Instructions for the task – Transcribe each line exactly.

Data extract –
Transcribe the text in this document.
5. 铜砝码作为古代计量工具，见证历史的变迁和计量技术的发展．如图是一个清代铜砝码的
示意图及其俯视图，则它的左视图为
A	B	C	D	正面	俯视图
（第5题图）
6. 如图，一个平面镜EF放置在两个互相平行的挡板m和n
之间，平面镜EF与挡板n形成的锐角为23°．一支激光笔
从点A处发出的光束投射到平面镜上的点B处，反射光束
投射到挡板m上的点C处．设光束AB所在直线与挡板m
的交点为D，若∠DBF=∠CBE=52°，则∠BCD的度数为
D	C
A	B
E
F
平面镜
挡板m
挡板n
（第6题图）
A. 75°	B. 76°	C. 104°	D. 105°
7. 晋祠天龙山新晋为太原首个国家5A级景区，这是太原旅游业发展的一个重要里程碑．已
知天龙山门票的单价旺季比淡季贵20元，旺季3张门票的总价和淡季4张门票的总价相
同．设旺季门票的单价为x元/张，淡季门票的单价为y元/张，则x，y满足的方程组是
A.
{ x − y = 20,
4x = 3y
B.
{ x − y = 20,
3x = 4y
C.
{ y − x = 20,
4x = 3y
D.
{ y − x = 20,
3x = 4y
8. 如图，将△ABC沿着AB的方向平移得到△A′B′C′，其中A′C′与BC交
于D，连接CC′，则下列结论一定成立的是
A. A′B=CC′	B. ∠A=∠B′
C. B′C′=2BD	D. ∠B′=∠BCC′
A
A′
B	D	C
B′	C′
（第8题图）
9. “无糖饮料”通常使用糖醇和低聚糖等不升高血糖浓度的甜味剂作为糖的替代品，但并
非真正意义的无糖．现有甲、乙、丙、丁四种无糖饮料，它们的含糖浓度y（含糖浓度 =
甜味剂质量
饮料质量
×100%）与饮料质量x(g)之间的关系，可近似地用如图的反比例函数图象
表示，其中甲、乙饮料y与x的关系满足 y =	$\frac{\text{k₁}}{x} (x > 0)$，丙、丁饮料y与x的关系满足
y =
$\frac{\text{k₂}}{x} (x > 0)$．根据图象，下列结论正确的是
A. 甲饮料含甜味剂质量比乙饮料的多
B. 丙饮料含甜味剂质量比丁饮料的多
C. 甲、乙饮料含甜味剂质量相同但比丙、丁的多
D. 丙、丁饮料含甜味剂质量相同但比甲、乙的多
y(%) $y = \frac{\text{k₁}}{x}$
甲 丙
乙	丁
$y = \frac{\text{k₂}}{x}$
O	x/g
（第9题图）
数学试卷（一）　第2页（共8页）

Finished task –
Transcribe the text in this document.
5. 铜砝码作为古代计量工具，见证历史的变迁和计量技术的发展．如图是一个清代铜砝码的
示意图及其俯视图，则它的左视图为
A	B	C	D	正面	俯视图
（第5题图）
6. 如图，一个平面镜EF放置在两个互相平行的挡板m和n
之间，平面镜EF与挡板n形成的锐角为23°．一支激光笔
从点A处发出的光束投射到平面镜上的点B处，反射光束
投射到挡板m上的点C处．设光束AB所在直线与挡板m
的交点为D，若∠DBF=∠CBE=52°，则∠BCD的度数为
D	C
A	B
E
F
平面镜
挡板m
挡板n
（第6题图）
A. 75°	B. 76°	C. 104°	D. 105°
7. 晋祠天龙山新晋为太原首个国家5A级景区，这是太原旅游业发展的一个重要里程碑．已
知天龙山门票的单价旺季比淡季贵20元，旺季3张门票的总价和淡季4张门票的总价相
同．设旺季门票的单价为x元/张，淡季门票的单价为y元/张，则x，y满足的方程组是
A.
{ x − y = 20,
4x = 3y
B.
{ x − y = 20,
3x = 4y
C.
{ y − x = 20,
4x = 3y
D.
{ y − x = 20,
3x = 4y
8. 如图，将△ABC沿着AB的方向平移得到△A′B′C′，其中A′C′与BC交
于D，连接CC′，则下列结论一定成立的是
A. A′B=CC′	B. ∠A=∠B′
C. B′C′=2BD	D. ∠B′=∠BCC′
A
A′
B	D	C
B′	C′
（第8题图）
9. “无糖饮料”通常使用糖醇和低聚糖等不升高血糖浓度的甜味剂作为糖的替代品，但并
非真正意义的无糖．现有甲、乙、丙、丁四种无糖饮料，它们的含糖浓度y（含糖浓度 =
甜味剂质量
饮料质量
×100%）与饮料质量x(g)之间的关系，可近似地用如图的反比例函数图象
表示，其中甲、乙饮料y与x的关系满足 y =	$\frac{\text{k₁}}{x} (x > 0)$，丙、丁饮料y与x的关系满足
y =
$\frac{\text{k₂}}{x} (x > 0)$．根据图象，下列结论正确的是
A. 甲饮料含甜味剂质量比乙饮料的多
B. 丙饮料含甜味剂质量比丁饮料的多
C. 甲、乙饮料含甜味剂质量相同但比丙、丁的多
D. 丙、丁饮料含甜味剂质量相同但比甲、乙的多
y(%) $y = \frac{\text{k₁}}{x}$
甲 丙
乙	丁
$y = \frac{\text{k₂}}{x}$
O	x/g
（第9题图）
数学试卷（一）　第2页（共8页）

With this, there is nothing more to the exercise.